● **Exercise aim**
From the listing below, extract every line containing "reform".
|---|
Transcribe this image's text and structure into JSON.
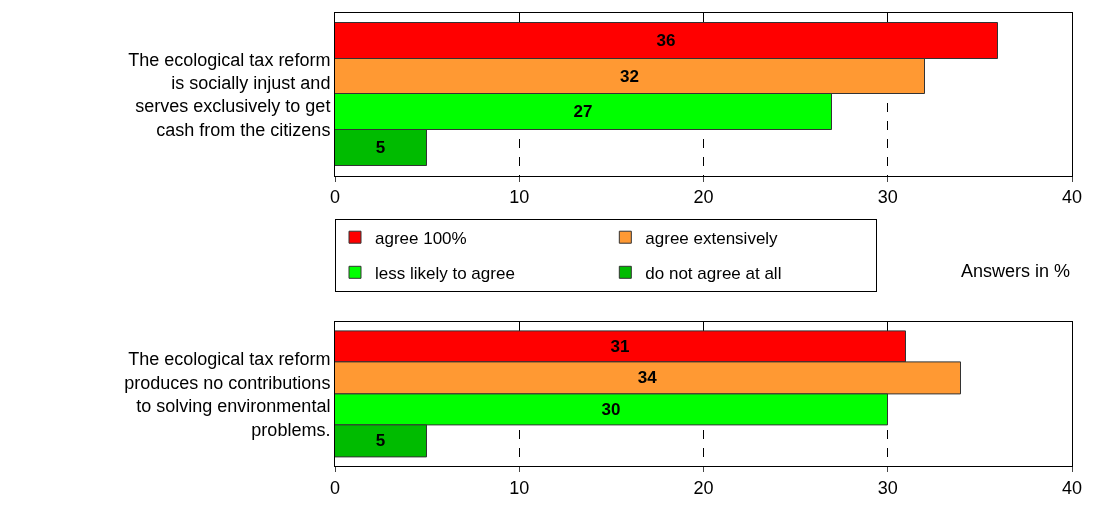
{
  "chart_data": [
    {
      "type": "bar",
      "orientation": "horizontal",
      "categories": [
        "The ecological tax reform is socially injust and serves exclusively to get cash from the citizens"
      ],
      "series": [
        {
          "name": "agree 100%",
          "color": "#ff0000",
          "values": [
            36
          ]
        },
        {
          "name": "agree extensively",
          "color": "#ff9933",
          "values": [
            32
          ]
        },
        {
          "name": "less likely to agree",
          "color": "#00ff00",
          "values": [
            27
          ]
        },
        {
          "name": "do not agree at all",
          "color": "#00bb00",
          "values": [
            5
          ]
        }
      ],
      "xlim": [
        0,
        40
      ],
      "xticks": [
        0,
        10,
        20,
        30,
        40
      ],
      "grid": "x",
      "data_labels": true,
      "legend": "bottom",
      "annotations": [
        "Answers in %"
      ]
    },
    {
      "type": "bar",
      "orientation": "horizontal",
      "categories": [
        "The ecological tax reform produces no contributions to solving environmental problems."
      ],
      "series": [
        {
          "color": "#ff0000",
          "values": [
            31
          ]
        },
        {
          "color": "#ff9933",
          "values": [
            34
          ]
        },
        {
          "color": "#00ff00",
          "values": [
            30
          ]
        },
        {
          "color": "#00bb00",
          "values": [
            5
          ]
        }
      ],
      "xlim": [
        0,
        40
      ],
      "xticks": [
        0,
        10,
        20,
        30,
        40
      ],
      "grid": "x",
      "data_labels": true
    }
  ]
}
|---|
● **Final answer**
        "The ecological tax reform is socially injust and serves exclusively to get cash from the citizens"
        "The ecological tax reform produces no contributions to solving environmental problems."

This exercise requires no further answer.